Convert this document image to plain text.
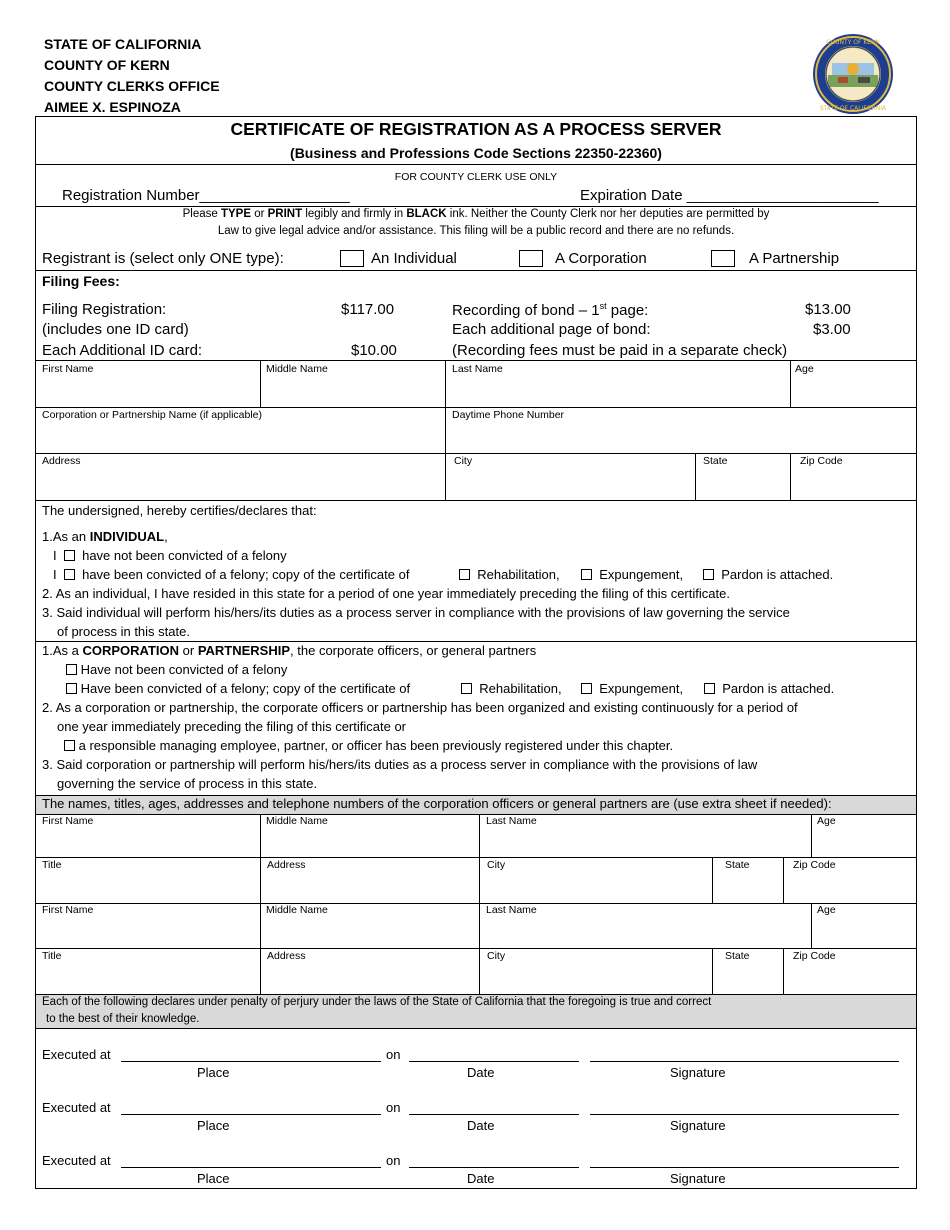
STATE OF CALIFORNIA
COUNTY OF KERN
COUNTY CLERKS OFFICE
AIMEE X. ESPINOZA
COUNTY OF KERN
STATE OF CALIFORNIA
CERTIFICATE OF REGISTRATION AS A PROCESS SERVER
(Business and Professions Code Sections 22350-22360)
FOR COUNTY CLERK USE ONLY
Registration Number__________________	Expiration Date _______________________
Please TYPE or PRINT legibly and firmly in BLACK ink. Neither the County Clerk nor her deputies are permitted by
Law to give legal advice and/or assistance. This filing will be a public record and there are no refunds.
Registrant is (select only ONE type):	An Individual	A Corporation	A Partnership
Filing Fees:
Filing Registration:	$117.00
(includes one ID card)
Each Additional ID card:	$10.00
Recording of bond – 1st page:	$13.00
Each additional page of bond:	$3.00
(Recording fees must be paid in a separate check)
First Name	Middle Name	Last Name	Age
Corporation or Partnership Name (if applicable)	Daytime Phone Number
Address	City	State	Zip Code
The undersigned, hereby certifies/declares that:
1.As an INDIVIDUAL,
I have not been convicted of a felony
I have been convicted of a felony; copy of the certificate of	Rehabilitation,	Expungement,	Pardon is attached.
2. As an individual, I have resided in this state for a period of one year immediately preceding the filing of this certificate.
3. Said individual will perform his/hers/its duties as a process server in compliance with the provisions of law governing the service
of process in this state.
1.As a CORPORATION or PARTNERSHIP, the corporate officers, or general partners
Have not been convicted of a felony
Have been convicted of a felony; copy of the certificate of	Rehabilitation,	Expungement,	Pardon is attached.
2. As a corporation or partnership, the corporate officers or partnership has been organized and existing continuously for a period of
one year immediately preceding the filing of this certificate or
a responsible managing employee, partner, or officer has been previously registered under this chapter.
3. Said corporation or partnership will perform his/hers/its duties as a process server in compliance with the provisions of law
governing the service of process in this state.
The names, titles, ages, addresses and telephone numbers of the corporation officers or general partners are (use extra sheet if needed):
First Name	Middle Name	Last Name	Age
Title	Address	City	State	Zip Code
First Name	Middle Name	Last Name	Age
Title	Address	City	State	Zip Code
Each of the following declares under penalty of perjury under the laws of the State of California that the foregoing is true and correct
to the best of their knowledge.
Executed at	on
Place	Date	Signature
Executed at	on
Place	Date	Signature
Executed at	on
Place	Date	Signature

WORK INSTRUCTIONS: Reproduce all of the data exactly; the pictures do not belong in the copy.

EXERCISE SOLUTION:
Convert this document image to plain text.
STATE OF CALIFORNIA
COUNTY OF KERN
COUNTY CLERKS OFFICE
AIMEE X. ESPINOZA
COUNTY OF KERN
STATE OF CALIFORNIA
CERTIFICATE OF REGISTRATION AS A PROCESS SERVER
(Business and Professions Code Sections 22350-22360)
FOR COUNTY CLERK USE ONLY
Registration Number__________________	Expiration Date _______________________
Please TYPE or PRINT legibly and firmly in BLACK ink. Neither the County Clerk nor her deputies are permitted by
Law to give legal advice and/or assistance. This filing will be a public record and there are no refunds.
Registrant is (select only ONE type):	An Individual	A Corporation	A Partnership
Filing Fees:
Filing Registration:	$117.00
(includes one ID card)
Each Additional ID card:	$10.00
Recording of bond – 1st page:	$13.00
Each additional page of bond:	$3.00
(Recording fees must be paid in a separate check)
First Name	Middle Name	Last Name	Age
Corporation or Partnership Name (if applicable)	Daytime Phone Number
Address	City	State	Zip Code
The undersigned, hereby certifies/declares that:
1.As an INDIVIDUAL,
I have not been convicted of a felony
I have been convicted of a felony; copy of the certificate of	Rehabilitation,	Expungement,	Pardon is attached.
2. As an individual, I have resided in this state for a period of one year immediately preceding the filing of this certificate.
3. Said individual will perform his/hers/its duties as a process server in compliance with the provisions of law governing the service
of process in this state.
1.As a CORPORATION or PARTNERSHIP, the corporate officers, or general partners
Have not been convicted of a felony
Have been convicted of a felony; copy of the certificate of	Rehabilitation,	Expungement,	Pardon is attached.
2. As a corporation or partnership, the corporate officers or partnership has been organized and existing continuously for a period of
one year immediately preceding the filing of this certificate or
a responsible managing employee, partner, or officer has been previously registered under this chapter.
3. Said corporation or partnership will perform his/hers/its duties as a process server in compliance with the provisions of law
governing the service of process in this state.
The names, titles, ages, addresses and telephone numbers of the corporation officers or general partners are (use extra sheet if needed):
First Name	Middle Name	Last Name	Age
Title	Address	City	State	Zip Code
First Name	Middle Name	Last Name	Age
Title	Address	City	State	Zip Code
Each of the following declares under penalty of perjury under the laws of the State of California that the foregoing is true and correct
to the best of their knowledge.
Executed at	on
Place	Date	Signature
Executed at	on
Place	Date	Signature
Executed at	on
Place	Date	Signature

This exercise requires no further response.